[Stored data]

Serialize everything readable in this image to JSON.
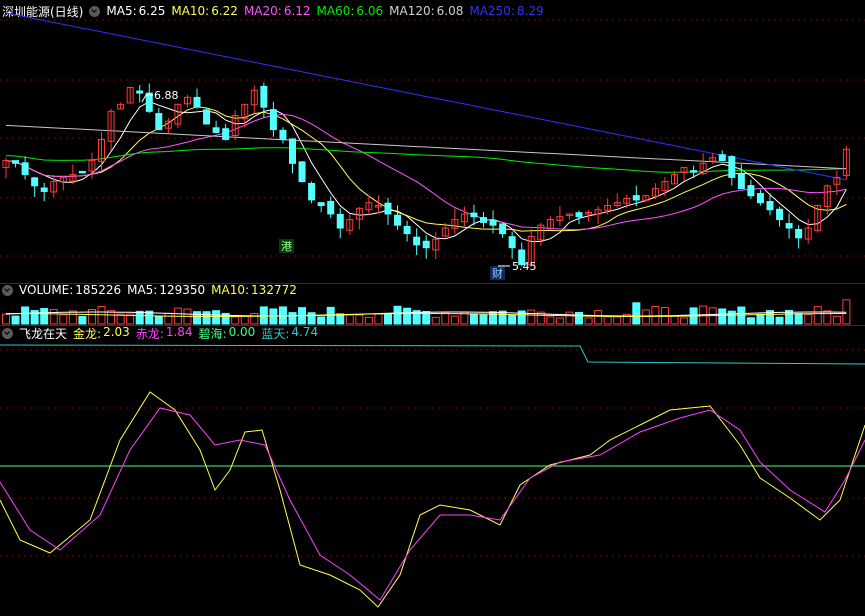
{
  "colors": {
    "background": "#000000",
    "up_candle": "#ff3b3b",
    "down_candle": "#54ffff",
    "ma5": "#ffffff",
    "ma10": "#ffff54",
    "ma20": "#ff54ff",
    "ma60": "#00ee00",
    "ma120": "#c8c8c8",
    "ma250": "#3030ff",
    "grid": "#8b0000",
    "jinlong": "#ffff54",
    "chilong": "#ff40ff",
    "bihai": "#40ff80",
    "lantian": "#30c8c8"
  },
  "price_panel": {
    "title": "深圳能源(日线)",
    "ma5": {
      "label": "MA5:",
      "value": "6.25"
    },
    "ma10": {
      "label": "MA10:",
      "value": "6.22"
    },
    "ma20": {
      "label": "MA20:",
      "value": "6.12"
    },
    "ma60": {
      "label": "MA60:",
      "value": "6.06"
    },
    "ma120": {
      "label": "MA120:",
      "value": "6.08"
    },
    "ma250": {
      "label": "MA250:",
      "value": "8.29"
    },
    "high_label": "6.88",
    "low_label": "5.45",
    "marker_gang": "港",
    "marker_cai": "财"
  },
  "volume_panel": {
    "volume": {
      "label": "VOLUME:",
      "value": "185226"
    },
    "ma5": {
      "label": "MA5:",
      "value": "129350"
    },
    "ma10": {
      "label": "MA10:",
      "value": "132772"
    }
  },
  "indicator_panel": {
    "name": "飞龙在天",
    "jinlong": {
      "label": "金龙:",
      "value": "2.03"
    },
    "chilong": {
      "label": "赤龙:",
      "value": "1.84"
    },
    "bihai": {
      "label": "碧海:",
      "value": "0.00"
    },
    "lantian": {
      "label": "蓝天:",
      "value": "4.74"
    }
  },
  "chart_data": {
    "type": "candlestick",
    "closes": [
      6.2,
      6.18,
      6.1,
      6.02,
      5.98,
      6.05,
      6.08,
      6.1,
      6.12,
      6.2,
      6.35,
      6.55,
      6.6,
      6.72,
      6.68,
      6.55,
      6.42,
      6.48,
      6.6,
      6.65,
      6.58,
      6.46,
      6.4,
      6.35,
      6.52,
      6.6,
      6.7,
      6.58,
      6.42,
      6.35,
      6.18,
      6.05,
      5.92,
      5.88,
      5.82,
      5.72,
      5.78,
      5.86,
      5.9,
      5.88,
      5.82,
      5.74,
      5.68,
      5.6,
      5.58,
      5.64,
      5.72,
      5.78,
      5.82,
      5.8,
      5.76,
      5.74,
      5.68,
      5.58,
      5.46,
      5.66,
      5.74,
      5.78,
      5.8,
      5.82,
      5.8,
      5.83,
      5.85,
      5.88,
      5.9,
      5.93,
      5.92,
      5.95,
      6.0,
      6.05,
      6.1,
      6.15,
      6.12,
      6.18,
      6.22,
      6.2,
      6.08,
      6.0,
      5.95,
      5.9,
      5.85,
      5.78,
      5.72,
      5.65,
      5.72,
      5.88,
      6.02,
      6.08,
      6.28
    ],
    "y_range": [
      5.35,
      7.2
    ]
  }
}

TO BE DONE: Write the full listing out again with every line unchanged, but include no pictures.

ANSWER IN FULL:
Serialize everything readable in this image to JSON.
{
  "colors": {
    "background": "#000000",
    "up_candle": "#ff3b3b",
    "down_candle": "#54ffff",
    "ma5": "#ffffff",
    "ma10": "#ffff54",
    "ma20": "#ff54ff",
    "ma60": "#00ee00",
    "ma120": "#c8c8c8",
    "ma250": "#3030ff",
    "grid": "#8b0000",
    "jinlong": "#ffff54",
    "chilong": "#ff40ff",
    "bihai": "#40ff80",
    "lantian": "#30c8c8"
  },
  "price_panel": {
    "title": "深圳能源(日线)",
    "ma5": {
      "label": "MA5:",
      "value": "6.25"
    },
    "ma10": {
      "label": "MA10:",
      "value": "6.22"
    },
    "ma20": {
      "label": "MA20:",
      "value": "6.12"
    },
    "ma60": {
      "label": "MA60:",
      "value": "6.06"
    },
    "ma120": {
      "label": "MA120:",
      "value": "6.08"
    },
    "ma250": {
      "label": "MA250:",
      "value": "8.29"
    },
    "high_label": "6.88",
    "low_label": "5.45",
    "marker_gang": "港",
    "marker_cai": "财"
  },
  "volume_panel": {
    "volume": {
      "label": "VOLUME:",
      "value": "185226"
    },
    "ma5": {
      "label": "MA5:",
      "value": "129350"
    },
    "ma10": {
      "label": "MA10:",
      "value": "132772"
    }
  },
  "indicator_panel": {
    "name": "飞龙在天",
    "jinlong": {
      "label": "金龙:",
      "value": "2.03"
    },
    "chilong": {
      "label": "赤龙:",
      "value": "1.84"
    },
    "bihai": {
      "label": "碧海:",
      "value": "0.00"
    },
    "lantian": {
      "label": "蓝天:",
      "value": "4.74"
    }
  },
  "chart_data": {
    "type": "candlestick",
    "closes": [
      6.2,
      6.18,
      6.1,
      6.02,
      5.98,
      6.05,
      6.08,
      6.1,
      6.12,
      6.2,
      6.35,
      6.55,
      6.6,
      6.72,
      6.68,
      6.55,
      6.42,
      6.48,
      6.6,
      6.65,
      6.58,
      6.46,
      6.4,
      6.35,
      6.52,
      6.6,
      6.7,
      6.58,
      6.42,
      6.35,
      6.18,
      6.05,
      5.92,
      5.88,
      5.82,
      5.72,
      5.78,
      5.86,
      5.9,
      5.88,
      5.82,
      5.74,
      5.68,
      5.6,
      5.58,
      5.64,
      5.72,
      5.78,
      5.82,
      5.8,
      5.76,
      5.74,
      5.68,
      5.58,
      5.46,
      5.66,
      5.74,
      5.78,
      5.8,
      5.82,
      5.8,
      5.83,
      5.85,
      5.88,
      5.9,
      5.93,
      5.92,
      5.95,
      6.0,
      6.05,
      6.1,
      6.15,
      6.12,
      6.18,
      6.22,
      6.2,
      6.08,
      6.0,
      5.95,
      5.9,
      5.85,
      5.78,
      5.72,
      5.65,
      5.72,
      5.88,
      6.02,
      6.08,
      6.28
    ],
    "y_range": [
      5.35,
      7.2
    ]
  }
}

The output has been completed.